### PROBLEM REQUIREMENTS
Each record is to be printed again precisely as it reads.

Dataset items:
---------------
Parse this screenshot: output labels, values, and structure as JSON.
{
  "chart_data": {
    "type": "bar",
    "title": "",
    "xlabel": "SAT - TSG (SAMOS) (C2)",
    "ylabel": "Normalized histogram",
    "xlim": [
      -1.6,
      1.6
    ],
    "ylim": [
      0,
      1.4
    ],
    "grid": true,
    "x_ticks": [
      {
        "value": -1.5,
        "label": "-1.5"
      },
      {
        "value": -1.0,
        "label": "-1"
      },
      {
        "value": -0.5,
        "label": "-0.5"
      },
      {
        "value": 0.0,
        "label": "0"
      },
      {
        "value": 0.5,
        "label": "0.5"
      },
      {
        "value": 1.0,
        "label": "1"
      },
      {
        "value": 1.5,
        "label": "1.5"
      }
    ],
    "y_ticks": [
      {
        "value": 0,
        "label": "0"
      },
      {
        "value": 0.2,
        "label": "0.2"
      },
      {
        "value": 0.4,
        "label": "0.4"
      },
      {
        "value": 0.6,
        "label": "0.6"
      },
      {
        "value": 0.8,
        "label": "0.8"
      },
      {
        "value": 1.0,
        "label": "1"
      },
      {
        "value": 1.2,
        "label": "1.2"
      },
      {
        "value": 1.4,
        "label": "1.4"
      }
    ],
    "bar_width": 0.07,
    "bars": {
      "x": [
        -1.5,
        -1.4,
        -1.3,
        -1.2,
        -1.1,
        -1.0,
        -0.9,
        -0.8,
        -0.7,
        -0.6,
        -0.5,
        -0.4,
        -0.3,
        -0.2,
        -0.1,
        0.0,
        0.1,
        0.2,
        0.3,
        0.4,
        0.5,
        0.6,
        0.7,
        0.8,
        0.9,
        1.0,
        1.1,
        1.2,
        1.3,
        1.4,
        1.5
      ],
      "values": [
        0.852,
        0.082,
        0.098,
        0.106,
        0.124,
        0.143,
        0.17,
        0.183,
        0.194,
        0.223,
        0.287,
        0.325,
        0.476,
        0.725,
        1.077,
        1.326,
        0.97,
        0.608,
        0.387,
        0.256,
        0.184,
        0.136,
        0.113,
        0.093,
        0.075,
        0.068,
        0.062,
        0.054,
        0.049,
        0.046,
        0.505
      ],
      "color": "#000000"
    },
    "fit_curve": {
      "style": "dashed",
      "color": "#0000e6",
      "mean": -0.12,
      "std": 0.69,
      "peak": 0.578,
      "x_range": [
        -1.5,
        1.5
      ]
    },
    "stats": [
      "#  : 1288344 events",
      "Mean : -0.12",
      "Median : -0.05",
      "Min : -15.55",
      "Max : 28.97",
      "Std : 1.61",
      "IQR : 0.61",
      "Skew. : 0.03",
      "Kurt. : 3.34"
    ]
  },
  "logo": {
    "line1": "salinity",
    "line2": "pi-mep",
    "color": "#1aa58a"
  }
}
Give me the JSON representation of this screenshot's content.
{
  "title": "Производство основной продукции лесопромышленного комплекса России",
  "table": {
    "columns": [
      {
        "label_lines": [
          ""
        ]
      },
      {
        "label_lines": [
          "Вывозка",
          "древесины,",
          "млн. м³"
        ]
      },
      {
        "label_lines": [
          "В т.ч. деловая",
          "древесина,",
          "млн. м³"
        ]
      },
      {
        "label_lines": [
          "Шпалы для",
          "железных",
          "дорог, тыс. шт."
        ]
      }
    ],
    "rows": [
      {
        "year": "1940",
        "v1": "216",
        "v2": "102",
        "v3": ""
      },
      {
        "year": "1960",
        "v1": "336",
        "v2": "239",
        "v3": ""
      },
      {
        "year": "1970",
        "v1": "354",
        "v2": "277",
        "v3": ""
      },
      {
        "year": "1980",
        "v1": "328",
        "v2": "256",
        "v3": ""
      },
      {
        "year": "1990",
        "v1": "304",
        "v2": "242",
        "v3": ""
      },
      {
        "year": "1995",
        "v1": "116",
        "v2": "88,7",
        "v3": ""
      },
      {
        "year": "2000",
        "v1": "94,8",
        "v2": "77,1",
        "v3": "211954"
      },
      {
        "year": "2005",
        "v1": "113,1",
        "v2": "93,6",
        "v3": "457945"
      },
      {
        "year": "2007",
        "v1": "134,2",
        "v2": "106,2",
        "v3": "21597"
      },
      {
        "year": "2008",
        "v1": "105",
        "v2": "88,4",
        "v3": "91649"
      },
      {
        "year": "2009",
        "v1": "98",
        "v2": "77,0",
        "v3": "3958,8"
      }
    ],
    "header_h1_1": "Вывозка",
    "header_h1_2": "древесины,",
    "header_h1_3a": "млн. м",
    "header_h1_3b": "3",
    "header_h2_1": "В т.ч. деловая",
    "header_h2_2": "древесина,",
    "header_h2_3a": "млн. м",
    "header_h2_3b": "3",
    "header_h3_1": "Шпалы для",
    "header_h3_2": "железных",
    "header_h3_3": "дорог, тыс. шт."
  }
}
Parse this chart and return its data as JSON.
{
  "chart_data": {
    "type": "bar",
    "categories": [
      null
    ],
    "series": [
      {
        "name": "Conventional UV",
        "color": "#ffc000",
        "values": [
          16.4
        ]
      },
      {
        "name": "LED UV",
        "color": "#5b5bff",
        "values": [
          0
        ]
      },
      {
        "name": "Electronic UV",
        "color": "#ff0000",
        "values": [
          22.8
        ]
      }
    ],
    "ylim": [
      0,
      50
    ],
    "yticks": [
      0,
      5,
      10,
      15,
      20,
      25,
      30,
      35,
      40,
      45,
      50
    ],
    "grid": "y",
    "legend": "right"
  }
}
---------------
### FULL SOLUTION
Parse this screenshot: output labels, values, and structure as JSON.
{
  "chart_data": {
    "type": "bar",
    "title": "",
    "xlabel": "SAT - TSG (SAMOS) (C2)",
    "ylabel": "Normalized histogram",
    "xlim": [
      -1.6,
      1.6
    ],
    "ylim": [
      0,
      1.4
    ],
    "grid": true,
    "x_ticks": [
      {
        "value": -1.5,
        "label": "-1.5"
      },
      {
        "value": -1.0,
        "label": "-1"
      },
      {
        "value": -0.5,
        "label": "-0.5"
      },
      {
        "value": 0.0,
        "label": "0"
      },
      {
        "value": 0.5,
        "label": "0.5"
      },
      {
        "value": 1.0,
        "label": "1"
      },
      {
        "value": 1.5,
        "label": "1.5"
      }
    ],
    "y_ticks": [
      {
        "value": 0,
        "label": "0"
      },
      {
        "value": 0.2,
        "label": "0.2"
      },
      {
        "value": 0.4,
        "label": "0.4"
      },
      {
        "value": 0.6,
        "label": "0.6"
      },
      {
        "value": 0.8,
        "label": "0.8"
      },
      {
        "value": 1.0,
        "label": "1"
      },
      {
        "value": 1.2,
        "label": "1.2"
      },
      {
        "value": 1.4,
        "label": "1.4"
      }
    ],
    "bar_width": 0.07,
    "bars": {
      "x": [
        -1.5,
        -1.4,
        -1.3,
        -1.2,
        -1.1,
        -1.0,
        -0.9,
        -0.8,
        -0.7,
        -0.6,
        -0.5,
        -0.4,
        -0.3,
        -0.2,
        -0.1,
        0.0,
        0.1,
        0.2,
        0.3,
        0.4,
        0.5,
        0.6,
        0.7,
        0.8,
        0.9,
        1.0,
        1.1,
        1.2,
        1.3,
        1.4,
        1.5
      ],
      "values": [
        0.852,
        0.082,
        0.098,
        0.106,
        0.124,
        0.143,
        0.17,
        0.183,
        0.194,
        0.223,
        0.287,
        0.325,
        0.476,
        0.725,
        1.077,
        1.326,
        0.97,
        0.608,
        0.387,
        0.256,
        0.184,
        0.136,
        0.113,
        0.093,
        0.075,
        0.068,
        0.062,
        0.054,
        0.049,
        0.046,
        0.505
      ],
      "color": "#000000"
    },
    "fit_curve": {
      "style": "dashed",
      "color": "#0000e6",
      "mean": -0.12,
      "std": 0.69,
      "peak": 0.578,
      "x_range": [
        -1.5,
        1.5
      ]
    },
    "stats": [
      "#  : 1288344 events",
      "Mean : -0.12",
      "Median : -0.05",
      "Min : -15.55",
      "Max : 28.97",
      "Std : 1.61",
      "IQR : 0.61",
      "Skew. : 0.03",
      "Kurt. : 3.34"
    ]
  },
  "logo": {
    "line1": "salinity",
    "line2": "pi-mep",
    "color": "#1aa58a"
  }
}
Give me the JSON representation of this screenshot's content.
{
  "title": "Производство основной продукции лесопромышленного комплекса России",
  "table": {
    "columns": [
      {
        "label_lines": [
          ""
        ]
      },
      {
        "label_lines": [
          "Вывозка",
          "древесины,",
          "млн. м³"
        ]
      },
      {
        "label_lines": [
          "В т.ч. деловая",
          "древесина,",
          "млн. м³"
        ]
      },
      {
        "label_lines": [
          "Шпалы для",
          "железных",
          "дорог, тыс. шт."
        ]
      }
    ],
    "rows": [
      {
        "year": "1940",
        "v1": "216",
        "v2": "102",
        "v3": ""
      },
      {
        "year": "1960",
        "v1": "336",
        "v2": "239",
        "v3": ""
      },
      {
        "year": "1970",
        "v1": "354",
        "v2": "277",
        "v3": ""
      },
      {
        "year": "1980",
        "v1": "328",
        "v2": "256",
        "v3": ""
      },
      {
        "year": "1990",
        "v1": "304",
        "v2": "242",
        "v3": ""
      },
      {
        "year": "1995",
        "v1": "116",
        "v2": "88,7",
        "v3": ""
      },
      {
        "year": "2000",
        "v1": "94,8",
        "v2": "77,1",
        "v3": "211954"
      },
      {
        "year": "2005",
        "v1": "113,1",
        "v2": "93,6",
        "v3": "457945"
      },
      {
        "year": "2007",
        "v1": "134,2",
        "v2": "106,2",
        "v3": "21597"
      },
      {
        "year": "2008",
        "v1": "105",
        "v2": "88,4",
        "v3": "91649"
      },
      {
        "year": "2009",
        "v1": "98",
        "v2": "77,0",
        "v3": "3958,8"
      }
    ],
    "header_h1_1": "Вывозка",
    "header_h1_2": "древесины,",
    "header_h1_3a": "млн. м",
    "header_h1_3b": "3",
    "header_h2_1": "В т.ч. деловая",
    "header_h2_2": "древесина,",
    "header_h2_3a": "млн. м",
    "header_h2_3b": "3",
    "header_h3_1": "Шпалы для",
    "header_h3_2": "железных",
    "header_h3_3": "дорог, тыс. шт."
  }
}
Parse this chart and return its data as JSON.
{
  "chart_data": {
    "type": "bar",
    "categories": [
      null
    ],
    "series": [
      {
        "name": "Conventional UV",
        "color": "#ffc000",
        "values": [
          16.4
        ]
      },
      {
        "name": "LED UV",
        "color": "#5b5bff",
        "values": [
          0
        ]
      },
      {
        "name": "Electronic UV",
        "color": "#ff0000",
        "values": [
          22.8
        ]
      }
    ],
    "ylim": [
      0,
      50
    ],
    "yticks": [
      0,
      5,
      10,
      15,
      20,
      25,
      30,
      35,
      40,
      45,
      50
    ],
    "grid": "y",
    "legend": "right"
  }
}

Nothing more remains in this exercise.